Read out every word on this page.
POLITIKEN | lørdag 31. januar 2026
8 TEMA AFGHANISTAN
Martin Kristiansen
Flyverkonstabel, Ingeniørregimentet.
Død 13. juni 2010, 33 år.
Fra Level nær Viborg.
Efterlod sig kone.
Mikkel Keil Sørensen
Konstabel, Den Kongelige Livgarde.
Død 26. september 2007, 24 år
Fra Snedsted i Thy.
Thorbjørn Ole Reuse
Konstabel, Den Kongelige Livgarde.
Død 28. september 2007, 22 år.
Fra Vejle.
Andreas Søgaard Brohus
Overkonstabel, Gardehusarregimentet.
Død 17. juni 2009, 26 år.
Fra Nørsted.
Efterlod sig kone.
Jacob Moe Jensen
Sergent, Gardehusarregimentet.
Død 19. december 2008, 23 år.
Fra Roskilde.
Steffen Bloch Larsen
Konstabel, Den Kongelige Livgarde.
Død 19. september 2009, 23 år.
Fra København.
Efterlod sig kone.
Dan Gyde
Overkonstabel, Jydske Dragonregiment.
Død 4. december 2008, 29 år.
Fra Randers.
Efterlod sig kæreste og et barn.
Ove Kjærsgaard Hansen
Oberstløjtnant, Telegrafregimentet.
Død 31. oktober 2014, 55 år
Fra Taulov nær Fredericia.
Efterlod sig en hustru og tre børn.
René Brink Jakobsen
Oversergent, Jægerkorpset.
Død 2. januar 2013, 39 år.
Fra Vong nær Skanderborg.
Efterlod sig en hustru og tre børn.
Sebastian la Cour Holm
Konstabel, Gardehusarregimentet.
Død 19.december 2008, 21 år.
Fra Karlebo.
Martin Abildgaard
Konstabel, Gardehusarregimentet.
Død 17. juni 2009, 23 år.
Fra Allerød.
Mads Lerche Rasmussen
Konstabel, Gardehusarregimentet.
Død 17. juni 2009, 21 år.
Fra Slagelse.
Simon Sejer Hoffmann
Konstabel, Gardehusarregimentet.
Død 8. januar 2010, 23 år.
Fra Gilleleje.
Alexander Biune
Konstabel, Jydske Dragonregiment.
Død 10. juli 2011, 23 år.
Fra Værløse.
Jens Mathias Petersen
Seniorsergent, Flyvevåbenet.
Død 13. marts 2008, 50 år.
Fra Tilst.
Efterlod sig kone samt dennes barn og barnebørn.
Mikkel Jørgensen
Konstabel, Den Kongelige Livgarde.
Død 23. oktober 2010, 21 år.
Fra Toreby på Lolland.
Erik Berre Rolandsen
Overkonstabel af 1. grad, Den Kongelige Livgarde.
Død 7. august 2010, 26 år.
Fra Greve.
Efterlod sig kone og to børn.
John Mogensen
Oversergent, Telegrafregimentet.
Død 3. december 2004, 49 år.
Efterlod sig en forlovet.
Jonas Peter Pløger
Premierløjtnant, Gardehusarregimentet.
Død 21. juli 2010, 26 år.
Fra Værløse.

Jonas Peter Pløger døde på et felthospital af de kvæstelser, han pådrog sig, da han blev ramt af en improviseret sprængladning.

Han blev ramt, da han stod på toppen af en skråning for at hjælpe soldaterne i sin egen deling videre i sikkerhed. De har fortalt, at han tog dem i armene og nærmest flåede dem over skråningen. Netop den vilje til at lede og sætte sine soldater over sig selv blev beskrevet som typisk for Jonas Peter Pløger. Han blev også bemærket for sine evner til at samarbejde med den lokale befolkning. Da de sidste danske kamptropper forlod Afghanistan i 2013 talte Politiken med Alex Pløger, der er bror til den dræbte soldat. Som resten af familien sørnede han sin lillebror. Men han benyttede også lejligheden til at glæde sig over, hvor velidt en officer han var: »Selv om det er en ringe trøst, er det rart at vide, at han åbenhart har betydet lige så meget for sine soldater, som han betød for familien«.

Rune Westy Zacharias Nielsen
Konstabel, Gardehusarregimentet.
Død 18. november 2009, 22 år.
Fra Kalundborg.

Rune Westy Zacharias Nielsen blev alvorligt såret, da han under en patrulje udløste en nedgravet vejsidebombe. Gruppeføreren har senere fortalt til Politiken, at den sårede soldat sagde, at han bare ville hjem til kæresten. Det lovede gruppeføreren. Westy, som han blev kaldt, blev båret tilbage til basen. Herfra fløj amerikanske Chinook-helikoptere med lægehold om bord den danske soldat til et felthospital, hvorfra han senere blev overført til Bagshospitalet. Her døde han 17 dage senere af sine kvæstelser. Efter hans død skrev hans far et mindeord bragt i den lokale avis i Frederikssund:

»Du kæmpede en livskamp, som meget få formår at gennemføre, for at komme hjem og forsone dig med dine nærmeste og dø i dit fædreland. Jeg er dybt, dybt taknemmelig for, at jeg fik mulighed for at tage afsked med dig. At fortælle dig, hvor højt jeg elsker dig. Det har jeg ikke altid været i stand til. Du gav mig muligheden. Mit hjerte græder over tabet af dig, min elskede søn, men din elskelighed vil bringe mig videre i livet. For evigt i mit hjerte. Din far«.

Written problem: Write out every entry again exactly, please, with nothing missing.

The response:
Read out every word on this page.
POLITIKEN | lørdag 31. januar 2026
8 TEMA AFGHANISTAN
Martin Kristiansen
Flyverkonstabel, Ingeniørregimentet.
Død 13. juni 2010, 33 år.
Fra Level nær Viborg.
Efterlod sig kone.
Mikkel Keil Sørensen
Konstabel, Den Kongelige Livgarde.
Død 26. september 2007, 24 år
Fra Snedsted i Thy.
Thorbjørn Ole Reuse
Konstabel, Den Kongelige Livgarde.
Død 28. september 2007, 22 år.
Fra Vejle.
Andreas Søgaard Brohus
Overkonstabel, Gardehusarregimentet.
Død 17. juni 2009, 26 år.
Fra Nørsted.
Efterlod sig kone.
Jacob Moe Jensen
Sergent, Gardehusarregimentet.
Død 19. december 2008, 23 år.
Fra Roskilde.
Steffen Bloch Larsen
Konstabel, Den Kongelige Livgarde.
Død 19. september 2009, 23 år.
Fra København.
Efterlod sig kone.
Dan Gyde
Overkonstabel, Jydske Dragonregiment.
Død 4. december 2008, 29 år.
Fra Randers.
Efterlod sig kæreste og et barn.
Ove Kjærsgaard Hansen
Oberstløjtnant, Telegrafregimentet.
Død 31. oktober 2014, 55 år
Fra Taulov nær Fredericia.
Efterlod sig en hustru og tre børn.
René Brink Jakobsen
Oversergent, Jægerkorpset.
Død 2. januar 2013, 39 år.
Fra Vong nær Skanderborg.
Efterlod sig en hustru og tre børn.
Sebastian la Cour Holm
Konstabel, Gardehusarregimentet.
Død 19.december 2008, 21 år.
Fra Karlebo.
Martin Abildgaard
Konstabel, Gardehusarregimentet.
Død 17. juni 2009, 23 år.
Fra Allerød.
Mads Lerche Rasmussen
Konstabel, Gardehusarregimentet.
Død 17. juni 2009, 21 år.
Fra Slagelse.
Simon Sejer Hoffmann
Konstabel, Gardehusarregimentet.
Død 8. januar 2010, 23 år.
Fra Gilleleje.
Alexander Biune
Konstabel, Jydske Dragonregiment.
Død 10. juli 2011, 23 år.
Fra Værløse.
Jens Mathias Petersen
Seniorsergent, Flyvevåbenet.
Død 13. marts 2008, 50 år.
Fra Tilst.
Efterlod sig kone samt dennes barn og barnebørn.
Mikkel Jørgensen
Konstabel, Den Kongelige Livgarde.
Død 23. oktober 2010, 21 år.
Fra Toreby på Lolland.
Erik Berre Rolandsen
Overkonstabel af 1. grad, Den Kongelige Livgarde.
Død 7. august 2010, 26 år.
Fra Greve.
Efterlod sig kone og to børn.
John Mogensen
Oversergent, Telegrafregimentet.
Død 3. december 2004, 49 år.
Efterlod sig en forlovet.
Jonas Peter Pløger
Premierløjtnant, Gardehusarregimentet.
Død 21. juli 2010, 26 år.
Fra Værløse.

Jonas Peter Pløger døde på et felthospital af de kvæstelser, han pådrog sig, da han blev ramt af en improviseret sprængladning.

Han blev ramt, da han stod på toppen af en skråning for at hjælpe soldaterne i sin egen deling videre i sikkerhed. De har fortalt, at han tog dem i armene og nærmest flåede dem over skråningen. Netop den vilje til at lede og sætte sine soldater over sig selv blev beskrevet som typisk for Jonas Peter Pløger. Han blev også bemærket for sine evner til at samarbejde med den lokale befolkning. Da de sidste danske kamptropper forlod Afghanistan i 2013 talte Politiken med Alex Pløger, der er bror til den dræbte soldat. Som resten af familien sørnede han sin lillebror. Men han benyttede også lejligheden til at glæde sig over, hvor velidt en officer han var: »Selv om det er en ringe trøst, er det rart at vide, at han åbenhart har betydet lige så meget for sine soldater, som han betød for familien«.

Rune Westy Zacharias Nielsen
Konstabel, Gardehusarregimentet.
Død 18. november 2009, 22 år.
Fra Kalundborg.

Rune Westy Zacharias Nielsen blev alvorligt såret, da han under en patrulje udløste en nedgravet vejsidebombe. Gruppeføreren har senere fortalt til Politiken, at den sårede soldat sagde, at han bare ville hjem til kæresten. Det lovede gruppeføreren. Westy, som han blev kaldt, blev båret tilbage til basen. Herfra fløj amerikanske Chinook-helikoptere med lægehold om bord den danske soldat til et felthospital, hvorfra han senere blev overført til Bagshospitalet. Her døde han 17 dage senere af sine kvæstelser. Efter hans død skrev hans far et mindeord bragt i den lokale avis i Frederikssund:

»Du kæmpede en livskamp, som meget få formår at gennemføre, for at komme hjem og forsone dig med dine nærmeste og dø i dit fædreland. Jeg er dybt, dybt taknemmelig for, at jeg fik mulighed for at tage afsked med dig. At fortælle dig, hvor højt jeg elsker dig. Det har jeg ikke altid været i stand til. Du gav mig muligheden. Mit hjerte græder over tabet af dig, min elskede søn, men din elskelighed vil bringe mig videre i livet. For evigt i mit hjerte. Din far«.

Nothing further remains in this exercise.